(Stored dataset items)
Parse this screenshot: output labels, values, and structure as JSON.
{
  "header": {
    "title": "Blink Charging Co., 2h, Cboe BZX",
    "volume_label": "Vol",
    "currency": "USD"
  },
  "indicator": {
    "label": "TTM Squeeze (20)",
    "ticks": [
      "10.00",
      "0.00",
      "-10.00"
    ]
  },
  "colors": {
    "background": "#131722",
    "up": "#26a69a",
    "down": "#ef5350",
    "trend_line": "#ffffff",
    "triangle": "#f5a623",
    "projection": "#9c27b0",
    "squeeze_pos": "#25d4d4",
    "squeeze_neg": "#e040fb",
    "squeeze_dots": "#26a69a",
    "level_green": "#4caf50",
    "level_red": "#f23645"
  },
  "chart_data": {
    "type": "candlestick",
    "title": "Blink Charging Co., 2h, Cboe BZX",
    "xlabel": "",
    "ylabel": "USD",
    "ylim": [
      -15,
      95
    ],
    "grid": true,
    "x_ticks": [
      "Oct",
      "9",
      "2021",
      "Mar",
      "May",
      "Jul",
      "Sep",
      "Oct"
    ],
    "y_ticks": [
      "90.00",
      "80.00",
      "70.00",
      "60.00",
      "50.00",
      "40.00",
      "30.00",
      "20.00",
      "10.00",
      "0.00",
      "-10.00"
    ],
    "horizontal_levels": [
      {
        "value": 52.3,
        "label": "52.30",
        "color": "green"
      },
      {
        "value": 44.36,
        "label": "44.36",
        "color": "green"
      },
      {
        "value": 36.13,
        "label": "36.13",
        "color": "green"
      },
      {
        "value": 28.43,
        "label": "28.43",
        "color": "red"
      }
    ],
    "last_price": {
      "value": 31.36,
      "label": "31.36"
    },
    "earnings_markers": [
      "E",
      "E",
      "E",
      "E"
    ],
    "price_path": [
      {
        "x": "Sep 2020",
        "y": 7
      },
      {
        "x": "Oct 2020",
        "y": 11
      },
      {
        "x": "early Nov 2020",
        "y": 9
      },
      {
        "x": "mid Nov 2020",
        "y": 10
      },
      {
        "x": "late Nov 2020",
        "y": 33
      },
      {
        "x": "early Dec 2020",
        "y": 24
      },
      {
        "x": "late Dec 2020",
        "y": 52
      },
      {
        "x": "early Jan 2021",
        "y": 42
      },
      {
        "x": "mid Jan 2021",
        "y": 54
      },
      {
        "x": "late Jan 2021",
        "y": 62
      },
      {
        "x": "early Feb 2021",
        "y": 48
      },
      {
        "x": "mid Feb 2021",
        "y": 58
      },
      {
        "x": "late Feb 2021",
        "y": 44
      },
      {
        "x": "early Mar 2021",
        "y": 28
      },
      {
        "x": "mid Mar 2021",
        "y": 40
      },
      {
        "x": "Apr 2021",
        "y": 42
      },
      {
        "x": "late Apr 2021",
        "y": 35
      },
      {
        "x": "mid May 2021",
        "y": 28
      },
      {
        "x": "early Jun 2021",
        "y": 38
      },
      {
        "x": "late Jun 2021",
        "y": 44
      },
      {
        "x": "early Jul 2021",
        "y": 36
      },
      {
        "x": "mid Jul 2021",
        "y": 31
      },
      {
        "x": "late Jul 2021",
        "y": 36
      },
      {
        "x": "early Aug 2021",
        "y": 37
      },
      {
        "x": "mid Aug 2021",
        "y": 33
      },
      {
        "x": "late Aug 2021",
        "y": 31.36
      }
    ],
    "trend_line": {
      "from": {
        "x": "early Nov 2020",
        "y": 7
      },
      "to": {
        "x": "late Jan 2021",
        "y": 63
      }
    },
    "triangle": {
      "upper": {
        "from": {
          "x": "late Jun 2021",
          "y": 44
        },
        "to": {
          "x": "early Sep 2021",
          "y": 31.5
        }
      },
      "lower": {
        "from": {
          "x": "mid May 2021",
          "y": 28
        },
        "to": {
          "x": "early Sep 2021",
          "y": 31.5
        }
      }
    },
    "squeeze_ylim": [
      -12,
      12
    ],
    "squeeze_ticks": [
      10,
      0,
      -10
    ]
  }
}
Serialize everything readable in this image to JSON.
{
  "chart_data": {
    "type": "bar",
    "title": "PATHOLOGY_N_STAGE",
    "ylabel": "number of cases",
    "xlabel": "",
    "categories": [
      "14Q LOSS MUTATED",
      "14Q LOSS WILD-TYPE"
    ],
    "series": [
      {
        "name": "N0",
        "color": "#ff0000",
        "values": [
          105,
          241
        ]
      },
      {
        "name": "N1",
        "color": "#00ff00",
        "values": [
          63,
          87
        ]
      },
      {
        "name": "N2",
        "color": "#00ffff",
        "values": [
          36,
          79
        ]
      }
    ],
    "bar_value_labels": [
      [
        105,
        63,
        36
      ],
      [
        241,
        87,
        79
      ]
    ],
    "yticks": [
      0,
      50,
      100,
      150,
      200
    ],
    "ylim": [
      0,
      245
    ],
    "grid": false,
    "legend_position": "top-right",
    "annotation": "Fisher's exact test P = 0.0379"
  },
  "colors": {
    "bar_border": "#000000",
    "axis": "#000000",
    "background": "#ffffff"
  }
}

**YOUR OBJECTIVE**
Find every line that holds "late" and copy it.

**IN RESPONSE**
        "x": "late Nov 2020",
        "x": "late Dec 2020",
        "x": "late Jan 2021",
        "x": "late Feb 2021",
        "x": "late Apr 2021",
        "x": "late Jun 2021",
        "x": "late Jul 2021",
        "x": "late Aug 2021",
        "x": "late Jan 2021",
          "x": "late Jun 2021",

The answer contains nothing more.